▼▼▼

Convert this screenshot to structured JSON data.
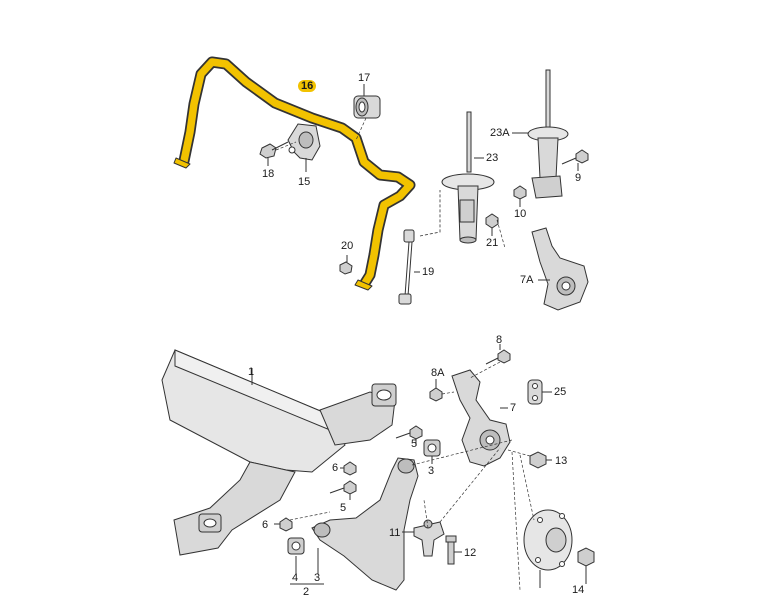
{
  "parts": {
    "p1": "1",
    "p2": "2",
    "p3a": "3",
    "p3b": "3",
    "p4": "4",
    "p5a": "5",
    "p5b": "5",
    "p6a": "6",
    "p6b": "6",
    "p7": "7",
    "p7a": "7A",
    "p8": "8",
    "p8a": "8A",
    "p9": "9",
    "p10": "10",
    "p11": "11",
    "p12": "12",
    "p13": "13",
    "p14": "14",
    "p15": "15",
    "p16": "16",
    "p17": "17",
    "p18": "18",
    "p19": "19",
    "p20": "20",
    "p21": "21",
    "p23": "23",
    "p23a": "23A",
    "p25": "25"
  },
  "colors": {
    "stabilizer": "#f2c200",
    "line": "#333333",
    "part_fill": "#e6e6e6",
    "highlight_label": "#f2c200"
  }
}
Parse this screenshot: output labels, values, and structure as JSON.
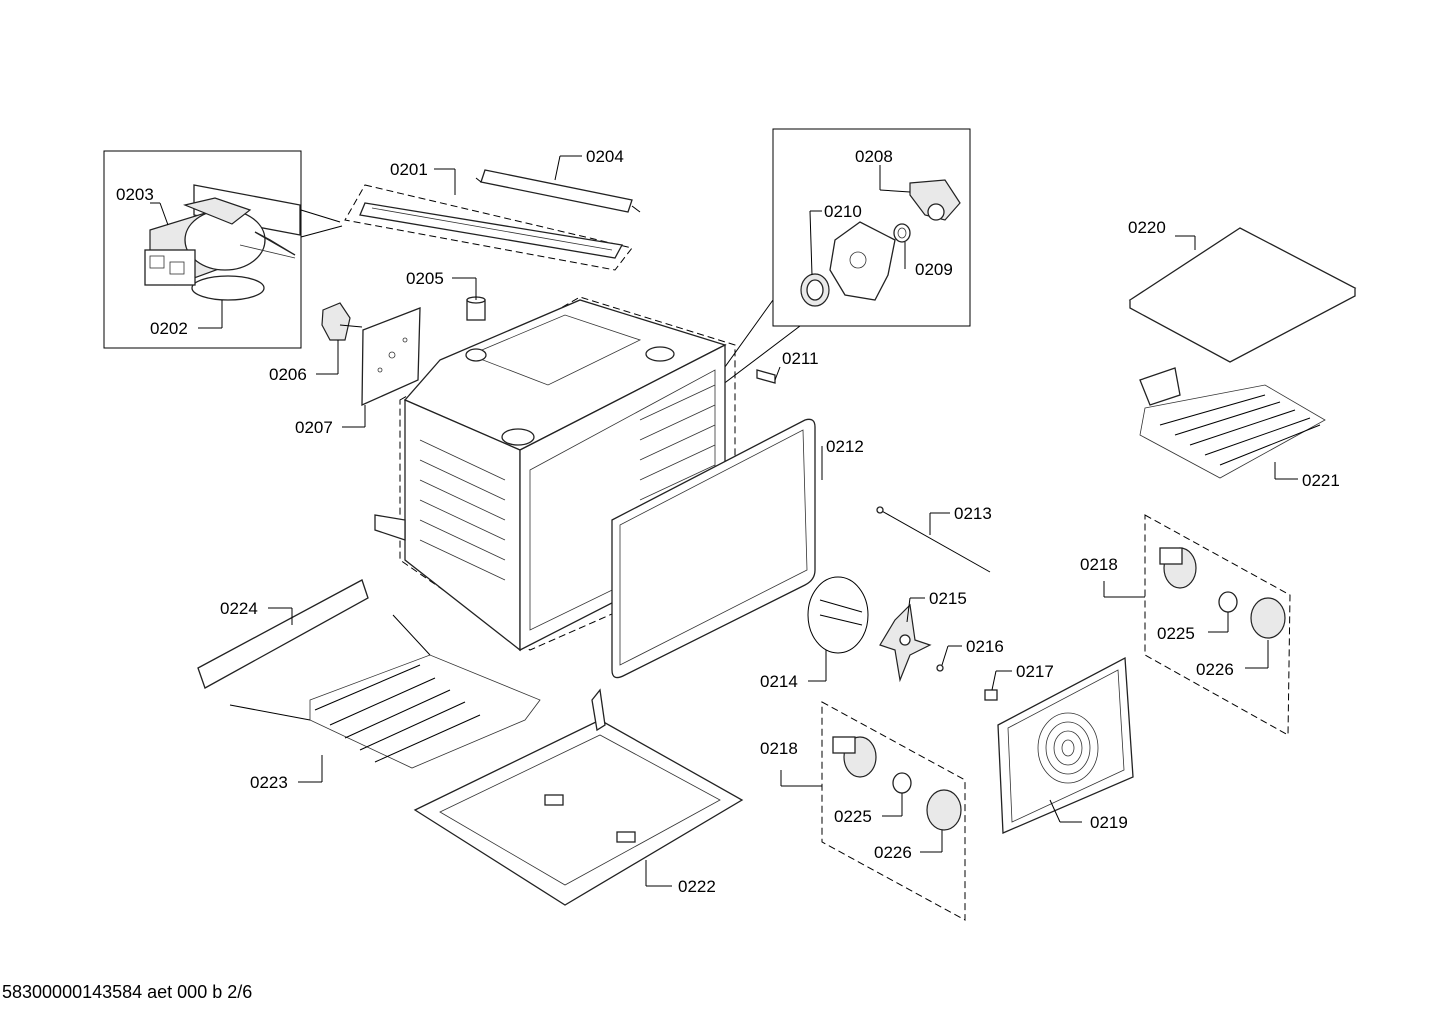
{
  "callouts": [
    {
      "id": "c0201",
      "text": "0201"
    },
    {
      "id": "c0202",
      "text": "0202"
    },
    {
      "id": "c0203",
      "text": "0203"
    },
    {
      "id": "c0204",
      "text": "0204"
    },
    {
      "id": "c0205",
      "text": "0205"
    },
    {
      "id": "c0206",
      "text": "0206"
    },
    {
      "id": "c0207",
      "text": "0207"
    },
    {
      "id": "c0208",
      "text": "0208"
    },
    {
      "id": "c0209",
      "text": "0209"
    },
    {
      "id": "c0210",
      "text": "0210"
    },
    {
      "id": "c0211",
      "text": "0211"
    },
    {
      "id": "c0212",
      "text": "0212"
    },
    {
      "id": "c0213",
      "text": "0213"
    },
    {
      "id": "c0214",
      "text": "0214"
    },
    {
      "id": "c0215",
      "text": "0215"
    },
    {
      "id": "c0216",
      "text": "0216"
    },
    {
      "id": "c0217",
      "text": "0217"
    },
    {
      "id": "c0218a",
      "text": "0218"
    },
    {
      "id": "c0218b",
      "text": "0218"
    },
    {
      "id": "c0219",
      "text": "0219"
    },
    {
      "id": "c0220",
      "text": "0220"
    },
    {
      "id": "c0221",
      "text": "0221"
    },
    {
      "id": "c0222",
      "text": "0222"
    },
    {
      "id": "c0223",
      "text": "0223"
    },
    {
      "id": "c0224",
      "text": "0224"
    },
    {
      "id": "c0225a",
      "text": "0225"
    },
    {
      "id": "c0225b",
      "text": "0225"
    },
    {
      "id": "c0226a",
      "text": "0226"
    },
    {
      "id": "c0226b",
      "text": "0226"
    }
  ],
  "footer": {
    "document_id": "58300000143584 aet 000 b 2/6"
  }
}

▲▲▲

GIVEN REQUEST – Keep the pictures out and write out the records exactly.

EXERCISE OUTPUT –
Convert this screenshot to structured JSON data.
{
  "parts": {
    "p1": "1",
    "p2": "2",
    "p3a": "3",
    "p3b": "3",
    "p4": "4",
    "p5a": "5",
    "p5b": "5",
    "p6a": "6",
    "p6b": "6",
    "p7": "7",
    "p7a": "7A",
    "p8": "8",
    "p8a": "8A",
    "p9": "9",
    "p10": "10",
    "p11": "11",
    "p12": "12",
    "p13": "13",
    "p14": "14",
    "p15": "15",
    "p16": "16",
    "p17": "17",
    "p18": "18",
    "p19": "19",
    "p20": "20",
    "p21": "21",
    "p23": "23",
    "p23a": "23A",
    "p25": "25"
  },
  "colors": {
    "stabilizer": "#f2c200",
    "line": "#333333",
    "part_fill": "#e6e6e6",
    "highlight_label": "#f2c200"
  }
}
Parse this screenshot: output labels, values, and structure as JSON.
{
  "callouts": [
    {
      "id": "c0201",
      "text": "0201"
    },
    {
      "id": "c0202",
      "text": "0202"
    },
    {
      "id": "c0203",
      "text": "0203"
    },
    {
      "id": "c0204",
      "text": "0204"
    },
    {
      "id": "c0205",
      "text": "0205"
    },
    {
      "id": "c0206",
      "text": "0206"
    },
    {
      "id": "c0207",
      "text": "0207"
    },
    {
      "id": "c0208",
      "text": "0208"
    },
    {
      "id": "c0209",
      "text": "0209"
    },
    {
      "id": "c0210",
      "text": "0210"
    },
    {
      "id": "c0211",
      "text": "0211"
    },
    {
      "id": "c0212",
      "text": "0212"
    },
    {
      "id": "c0213",
      "text": "0213"
    },
    {
      "id": "c0214",
      "text": "0214"
    },
    {
      "id": "c0215",
      "text": "0215"
    },
    {
      "id": "c0216",
      "text": "0216"
    },
    {
      "id": "c0217",
      "text": "0217"
    },
    {
      "id": "c0218a",
      "text": "0218"
    },
    {
      "id": "c0218b",
      "text": "0218"
    },
    {
      "id": "c0219",
      "text": "0219"
    },
    {
      "id": "c0220",
      "text": "0220"
    },
    {
      "id": "c0221",
      "text": "0221"
    },
    {
      "id": "c0222",
      "text": "0222"
    },
    {
      "id": "c0223",
      "text": "0223"
    },
    {
      "id": "c0224",
      "text": "0224"
    },
    {
      "id": "c0225a",
      "text": "0225"
    },
    {
      "id": "c0225b",
      "text": "0225"
    },
    {
      "id": "c0226a",
      "text": "0226"
    },
    {
      "id": "c0226b",
      "text": "0226"
    }
  ],
  "footer": {
    "document_id": "58300000143584 aet 000 b 2/6"
  }
}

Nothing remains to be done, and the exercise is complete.